**Task to carry out**
Count, in the entries, the lines with "Prozent". Answer with the number only.

◆ ◆ ◆ ◆

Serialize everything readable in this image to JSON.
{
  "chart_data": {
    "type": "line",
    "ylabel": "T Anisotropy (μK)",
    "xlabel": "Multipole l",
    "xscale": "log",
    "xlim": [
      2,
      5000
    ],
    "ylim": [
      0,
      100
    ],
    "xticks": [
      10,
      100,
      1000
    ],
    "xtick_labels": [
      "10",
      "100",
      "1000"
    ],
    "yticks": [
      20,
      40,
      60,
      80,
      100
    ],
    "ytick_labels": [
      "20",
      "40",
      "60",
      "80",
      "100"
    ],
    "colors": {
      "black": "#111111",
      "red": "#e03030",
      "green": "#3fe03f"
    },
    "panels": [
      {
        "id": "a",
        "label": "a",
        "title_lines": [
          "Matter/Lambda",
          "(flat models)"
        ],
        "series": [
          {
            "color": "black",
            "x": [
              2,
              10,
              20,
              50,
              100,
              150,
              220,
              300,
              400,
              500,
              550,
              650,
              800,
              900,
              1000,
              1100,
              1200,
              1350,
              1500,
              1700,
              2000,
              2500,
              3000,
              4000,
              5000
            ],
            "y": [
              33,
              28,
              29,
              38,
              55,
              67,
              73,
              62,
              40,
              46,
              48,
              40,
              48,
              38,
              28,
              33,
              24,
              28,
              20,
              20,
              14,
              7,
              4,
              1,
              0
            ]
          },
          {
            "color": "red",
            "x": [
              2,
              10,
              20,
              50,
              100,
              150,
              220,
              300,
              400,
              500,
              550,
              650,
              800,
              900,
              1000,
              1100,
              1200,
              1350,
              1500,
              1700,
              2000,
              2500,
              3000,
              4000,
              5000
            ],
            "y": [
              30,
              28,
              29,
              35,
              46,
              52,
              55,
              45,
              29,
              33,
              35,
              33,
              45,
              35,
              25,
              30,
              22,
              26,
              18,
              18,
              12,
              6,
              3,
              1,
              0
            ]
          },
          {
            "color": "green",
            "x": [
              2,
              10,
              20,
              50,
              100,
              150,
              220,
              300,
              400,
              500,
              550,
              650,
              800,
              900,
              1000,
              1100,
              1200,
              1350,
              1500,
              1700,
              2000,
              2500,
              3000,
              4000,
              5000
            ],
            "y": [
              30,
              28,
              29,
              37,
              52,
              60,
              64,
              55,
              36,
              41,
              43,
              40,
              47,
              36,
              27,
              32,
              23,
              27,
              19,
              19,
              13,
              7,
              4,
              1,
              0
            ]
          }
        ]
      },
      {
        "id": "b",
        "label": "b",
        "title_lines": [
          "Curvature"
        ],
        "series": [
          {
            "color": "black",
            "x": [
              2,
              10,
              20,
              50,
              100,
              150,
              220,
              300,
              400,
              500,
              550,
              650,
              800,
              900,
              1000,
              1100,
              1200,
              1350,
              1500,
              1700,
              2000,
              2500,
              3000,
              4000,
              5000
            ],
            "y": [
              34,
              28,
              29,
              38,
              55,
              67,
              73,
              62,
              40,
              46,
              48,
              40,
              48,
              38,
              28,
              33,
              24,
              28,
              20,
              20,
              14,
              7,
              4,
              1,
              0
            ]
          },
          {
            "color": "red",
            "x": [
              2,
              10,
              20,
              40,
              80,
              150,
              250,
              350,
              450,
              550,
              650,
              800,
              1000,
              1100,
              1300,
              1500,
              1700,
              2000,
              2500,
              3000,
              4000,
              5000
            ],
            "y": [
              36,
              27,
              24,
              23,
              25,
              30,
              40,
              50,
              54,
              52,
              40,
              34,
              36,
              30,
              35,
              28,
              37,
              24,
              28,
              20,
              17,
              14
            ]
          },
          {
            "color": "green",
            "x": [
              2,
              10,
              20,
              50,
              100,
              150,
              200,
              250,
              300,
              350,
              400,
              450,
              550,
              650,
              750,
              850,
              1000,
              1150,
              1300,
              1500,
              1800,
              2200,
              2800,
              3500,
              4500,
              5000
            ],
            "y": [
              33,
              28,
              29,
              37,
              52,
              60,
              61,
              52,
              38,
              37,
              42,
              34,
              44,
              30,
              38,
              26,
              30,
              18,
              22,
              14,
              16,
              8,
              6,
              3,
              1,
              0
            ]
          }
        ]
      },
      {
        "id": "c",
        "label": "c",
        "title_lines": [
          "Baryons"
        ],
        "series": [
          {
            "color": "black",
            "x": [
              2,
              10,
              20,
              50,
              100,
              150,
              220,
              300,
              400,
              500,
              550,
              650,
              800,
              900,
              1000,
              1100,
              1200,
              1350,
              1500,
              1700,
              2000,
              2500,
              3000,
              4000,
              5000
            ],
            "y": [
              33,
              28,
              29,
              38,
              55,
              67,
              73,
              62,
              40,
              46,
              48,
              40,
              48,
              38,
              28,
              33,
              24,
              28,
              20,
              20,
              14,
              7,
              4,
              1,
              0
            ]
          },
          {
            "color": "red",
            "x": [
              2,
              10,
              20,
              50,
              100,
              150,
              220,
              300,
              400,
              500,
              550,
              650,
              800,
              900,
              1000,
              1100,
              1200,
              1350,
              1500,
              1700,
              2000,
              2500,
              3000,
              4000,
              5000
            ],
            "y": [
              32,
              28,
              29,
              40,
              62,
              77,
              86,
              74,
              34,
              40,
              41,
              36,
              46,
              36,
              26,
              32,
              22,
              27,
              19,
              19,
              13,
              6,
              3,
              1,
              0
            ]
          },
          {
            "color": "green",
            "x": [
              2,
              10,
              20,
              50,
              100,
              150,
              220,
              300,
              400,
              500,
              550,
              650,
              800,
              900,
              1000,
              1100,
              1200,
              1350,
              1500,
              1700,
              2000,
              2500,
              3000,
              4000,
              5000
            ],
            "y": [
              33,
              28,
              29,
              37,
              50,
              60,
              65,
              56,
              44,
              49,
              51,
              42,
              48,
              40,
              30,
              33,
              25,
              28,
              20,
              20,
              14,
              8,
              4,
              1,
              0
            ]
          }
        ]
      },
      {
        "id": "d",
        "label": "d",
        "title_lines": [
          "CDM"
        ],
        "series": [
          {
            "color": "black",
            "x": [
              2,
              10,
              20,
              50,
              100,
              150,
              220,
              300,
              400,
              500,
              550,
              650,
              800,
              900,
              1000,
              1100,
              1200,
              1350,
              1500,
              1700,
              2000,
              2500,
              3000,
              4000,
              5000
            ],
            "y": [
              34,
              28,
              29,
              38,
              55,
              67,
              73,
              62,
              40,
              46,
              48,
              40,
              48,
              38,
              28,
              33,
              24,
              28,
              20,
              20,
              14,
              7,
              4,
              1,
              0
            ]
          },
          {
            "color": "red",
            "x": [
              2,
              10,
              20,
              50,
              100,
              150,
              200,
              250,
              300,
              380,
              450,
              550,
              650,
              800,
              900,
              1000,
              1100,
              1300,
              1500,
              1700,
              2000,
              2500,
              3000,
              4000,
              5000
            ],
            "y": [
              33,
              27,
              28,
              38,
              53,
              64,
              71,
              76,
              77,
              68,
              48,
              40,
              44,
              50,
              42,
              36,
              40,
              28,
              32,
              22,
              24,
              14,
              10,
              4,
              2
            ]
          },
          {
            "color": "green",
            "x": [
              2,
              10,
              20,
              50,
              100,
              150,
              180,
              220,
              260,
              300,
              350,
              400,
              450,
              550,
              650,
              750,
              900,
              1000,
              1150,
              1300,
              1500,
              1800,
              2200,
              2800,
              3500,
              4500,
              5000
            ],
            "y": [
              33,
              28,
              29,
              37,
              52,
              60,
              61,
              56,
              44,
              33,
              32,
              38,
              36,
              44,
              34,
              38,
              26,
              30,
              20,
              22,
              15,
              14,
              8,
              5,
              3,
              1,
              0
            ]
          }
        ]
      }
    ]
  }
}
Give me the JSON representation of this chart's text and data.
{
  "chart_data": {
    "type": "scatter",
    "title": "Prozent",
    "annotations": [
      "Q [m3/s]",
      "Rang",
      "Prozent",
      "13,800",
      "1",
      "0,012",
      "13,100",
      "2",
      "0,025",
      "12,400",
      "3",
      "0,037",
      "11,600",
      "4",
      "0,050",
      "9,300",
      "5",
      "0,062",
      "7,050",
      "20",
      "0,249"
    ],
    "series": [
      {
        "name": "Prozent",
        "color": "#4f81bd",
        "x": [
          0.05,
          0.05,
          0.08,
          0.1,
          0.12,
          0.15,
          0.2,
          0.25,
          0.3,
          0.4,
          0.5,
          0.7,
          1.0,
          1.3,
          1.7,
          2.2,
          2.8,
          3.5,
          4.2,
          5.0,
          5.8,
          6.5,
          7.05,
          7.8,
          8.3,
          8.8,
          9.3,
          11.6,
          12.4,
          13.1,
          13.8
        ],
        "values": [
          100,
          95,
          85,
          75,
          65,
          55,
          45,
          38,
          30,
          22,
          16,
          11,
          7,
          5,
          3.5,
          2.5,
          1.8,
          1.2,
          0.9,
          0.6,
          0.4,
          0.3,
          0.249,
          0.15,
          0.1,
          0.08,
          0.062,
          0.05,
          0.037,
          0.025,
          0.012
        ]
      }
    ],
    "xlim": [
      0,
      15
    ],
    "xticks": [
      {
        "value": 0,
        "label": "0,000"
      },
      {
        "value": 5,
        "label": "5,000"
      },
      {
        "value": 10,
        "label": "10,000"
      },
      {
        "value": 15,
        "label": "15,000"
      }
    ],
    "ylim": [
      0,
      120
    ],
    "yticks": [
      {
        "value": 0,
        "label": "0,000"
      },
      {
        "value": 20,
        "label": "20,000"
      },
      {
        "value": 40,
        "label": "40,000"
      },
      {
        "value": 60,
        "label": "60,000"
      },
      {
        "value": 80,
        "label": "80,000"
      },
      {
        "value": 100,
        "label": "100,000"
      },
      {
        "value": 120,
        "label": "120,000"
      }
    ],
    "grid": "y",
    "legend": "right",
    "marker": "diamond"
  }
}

◆ ◆ ◆ ◆

**Exercise output**
3